- WHAT TO PRODUCE:
Gather up all lines that carry the word "teaching".

══ RECORDS SUPPLIED ══

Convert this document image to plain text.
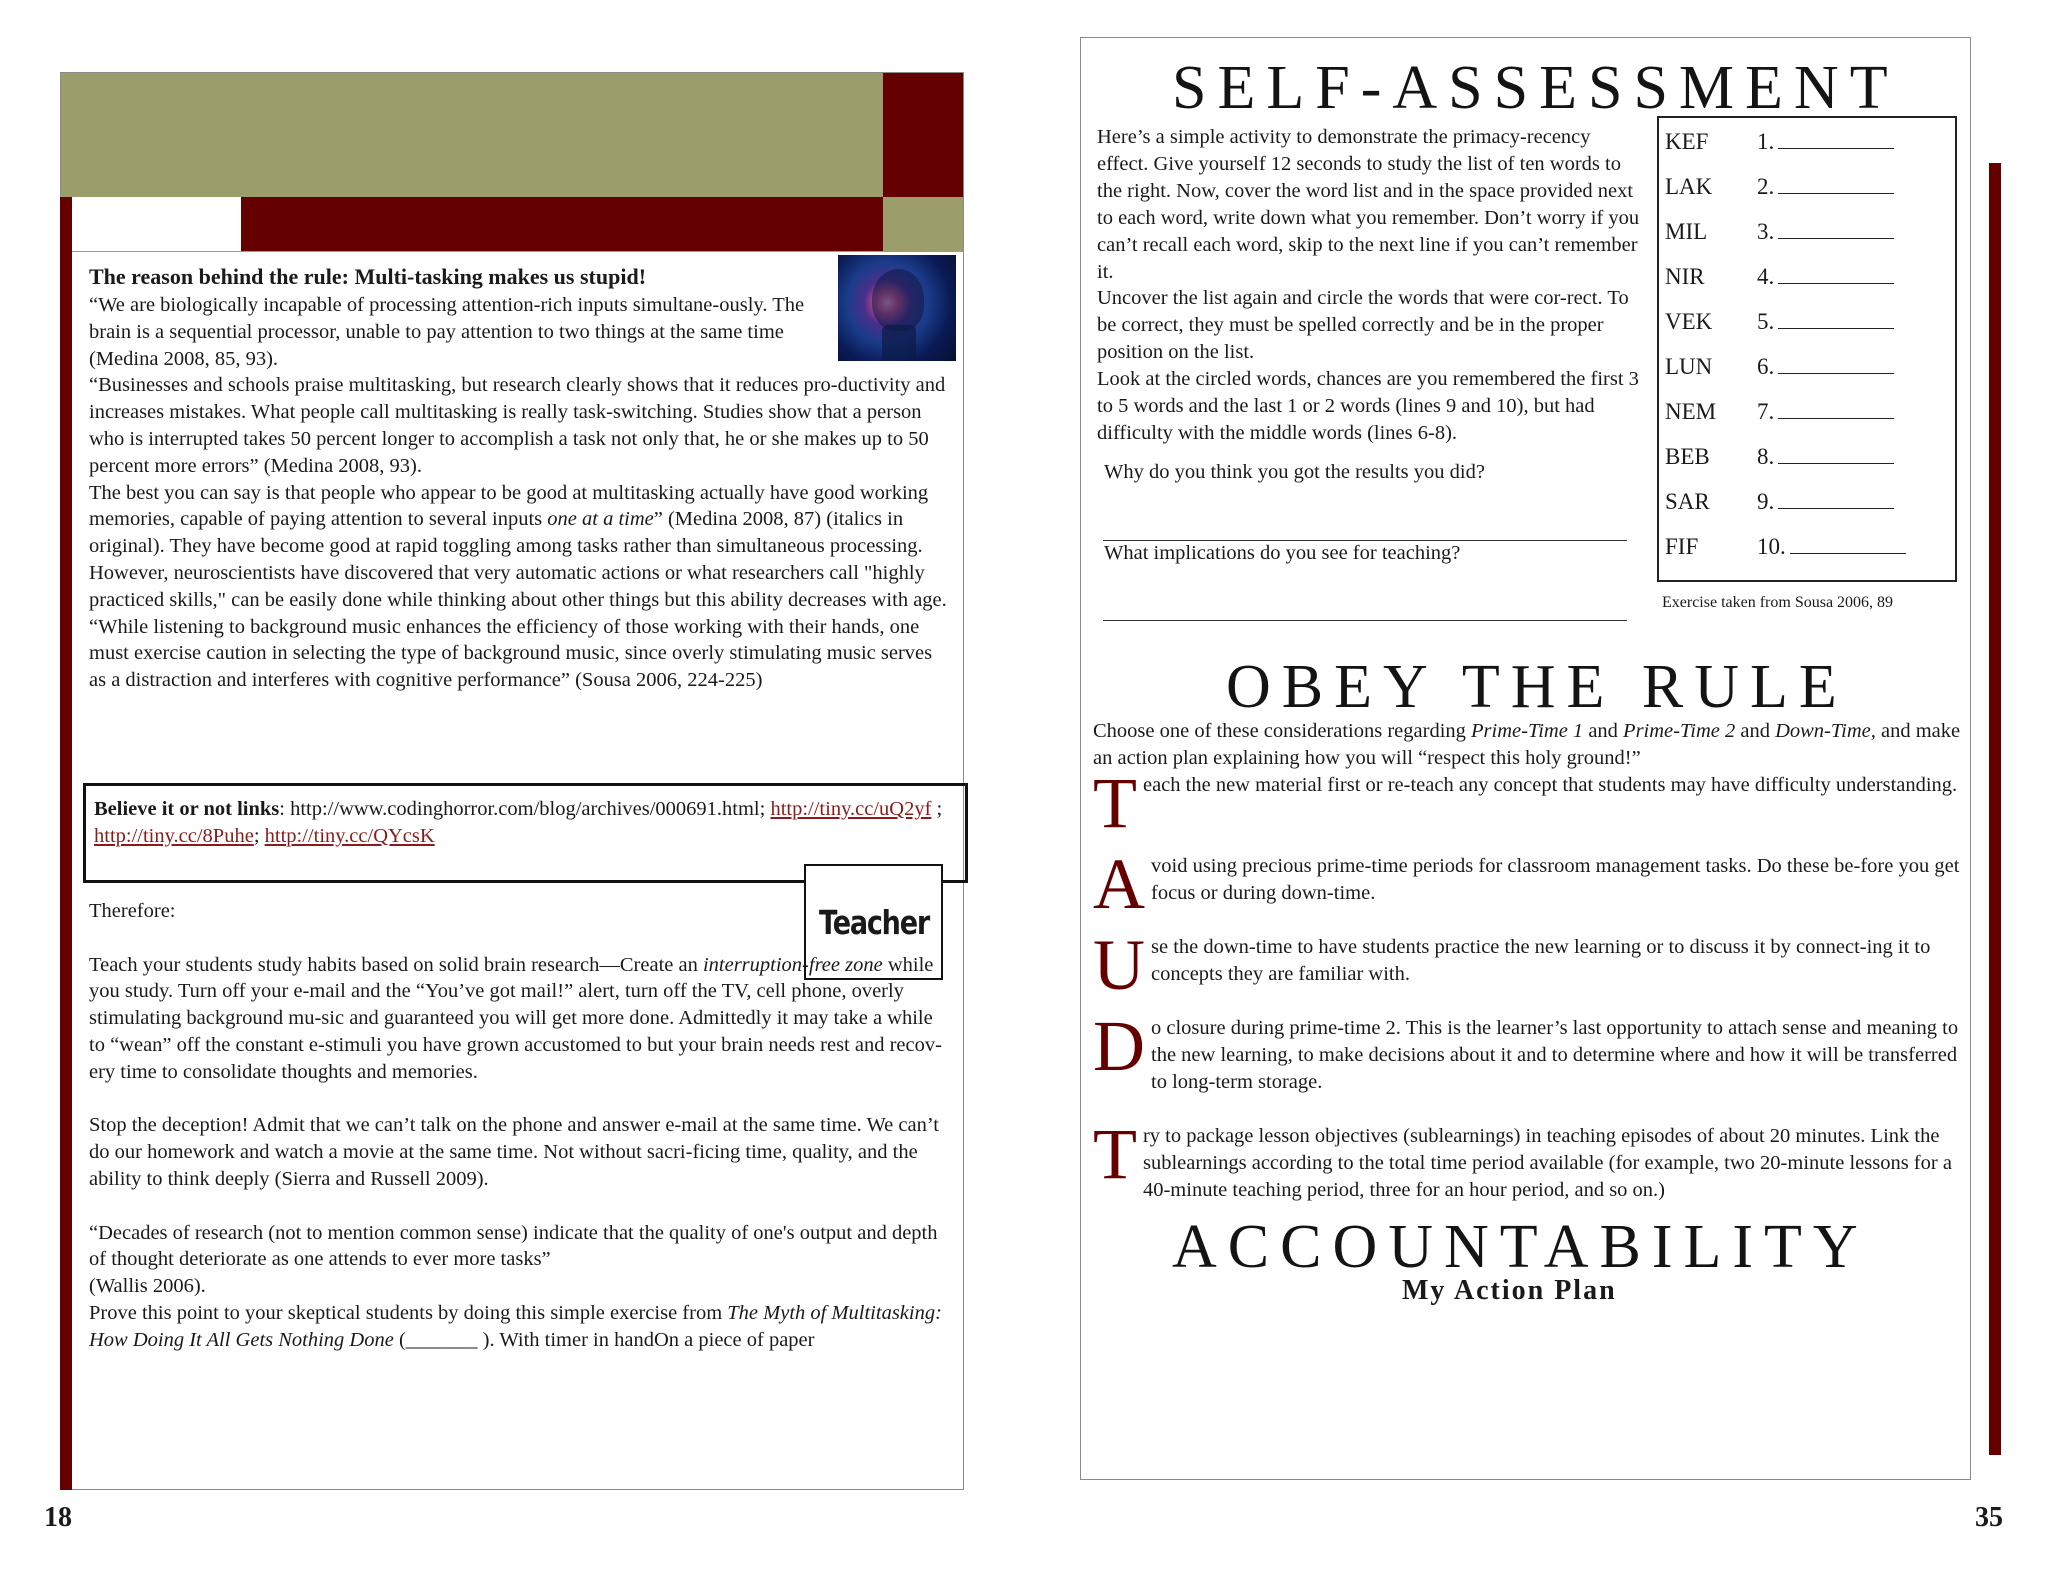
The reason behind the rule: Multi-tasking makes us stupid!

“We are biologically incapable of processing attention-rich inputs simultane-ously. The brain is a sequential processor, unable to pay attention to two things at the same time (Medina 2008, 85, 93).

“Businesses and schools praise multitasking, but research clearly shows that it reduces pro-ductivity and increases mistakes. What people call multitasking is really task-switching. Studies show that a person who is interrupted takes 50 percent longer to accomplish a task not only that, he or she makes up to 50 percent more errors” (Medina 2008, 93).

The best you can say is that people who appear to be good at multitasking actually have good working memories, capable of paying attention to several inputs one at a time” (Medina 2008, 87) (italics in original). They have become good at rapid toggling among tasks rather than simultaneous processing.

However, neuroscientists have discovered that very automatic actions or what researchers call "highly practiced skills," can be easily done while thinking about other things but this ability decreases with age.

“While listening to background music enhances the efficiency of those working with their hands, one must exercise caution in selecting the type of background music, since overly stimulating music serves as a distraction and interferes with cognitive performance” (Sousa 2006, 224-225)

Believe it or not links: http://www.codinghorror.com/blog/archives/000691.html; http://tiny.cc/uQ2yf ; http://tiny.cc/8Puhe; http://tiny.cc/QYcsK
Teacher

Therefore:

Teach your students study habits based on solid brain research—Create an interruption-free zone while you study. Turn off your e-mail and the “You’ve got mail!” alert, turn off the TV, cell phone, overly stimulating background mu-sic and guaranteed you will get more done. Admittedly it may take a while to “wean” off the constant e-stimuli you have grown accustomed to but your brain needs rest and recov-ery time to consolidate thoughts and memories.

Stop the deception! Admit that we can’t talk on the phone and answer e-mail at the same time. We can’t do our homework and watch a movie at the same time. Not without sacri-ficing time, quality, and the ability to think deeply (Sierra and Russell 2009).

“Decades of research (not to mention common sense) indicate that the quality of one's output and depth of thought deteriorate as one attends to ever more tasks”

(Wallis 2006).

Prove this point to your skeptical students by doing this simple exercise from The Myth of Multitasking: How Doing It All Gets Nothing Done (_______ ). With timer in handOn a piece of paper

18
SELF-ASSESSMENT

Here’s a simple activity to demonstrate the primacy-recency effect. Give yourself 12 seconds to study the list of ten words to the right. Now, cover the word list and in the space provided next to each word, write down what you remember. Don’t worry if you can’t recall each word, skip to the next line if you can’t remember it.

Uncover the list again and circle the words that were cor-rect. To be correct, they must be spelled correctly and be in the proper position on the list.

Look at the circled words, chances are you remembered the first 3 to 5 words and the last 1 or 2 words (lines 9 and 10), but had difficulty with the middle words (lines 6-8).

Why do you think you got the results you did?
What implications do you see for teaching?
KEF 1.
LAK 2.
MIL 3.
NIR 4.
VEK 5.
LUN 6.
NEM 7.
BEB 8.
SAR 9.
FIF	10.
Exercise taken from Sousa 2006, 89
OBEY THE RULE

Choose one of these considerations regarding Prime-Time 1 and Prime-Time 2 and Down-Time, and make an action plan explaining how you will “respect this holy ground!”

T each the new material first or re-teach any concept that students may have difficulty understanding.

A void using precious prime-time periods for classroom management tasks. Do these be-fore you get focus or during down-time.

U se the down-time to have students practice the new learning or to discuss it by connect-ing it to concepts they are familiar with.

D o closure during prime-time 2. This is the learner’s last opportunity to attach sense and meaning to the new learning, to make decisions about it and to determine where and how it will be transferred to long-term storage.

T ry to package lesson objectives (sublearnings) in teaching episodes of about 20 minutes. Link the sublearnings according to the total time period available (for example, two 20-minute lessons for a 40-minute teaching period, three for an hour period, and so on.)

ACCOUNTABILITY
My Action Plan
35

═══

- WRITTEN RESPONSE:
What implications do you see for teaching?
T ry to package lesson objectives (sublearnings) in teaching episodes of about 20 minutes. Link the sublearnings according to the total time period available (for example, two 20-minute lessons for a 40-minute teaching period, three for an hour period, and so on.)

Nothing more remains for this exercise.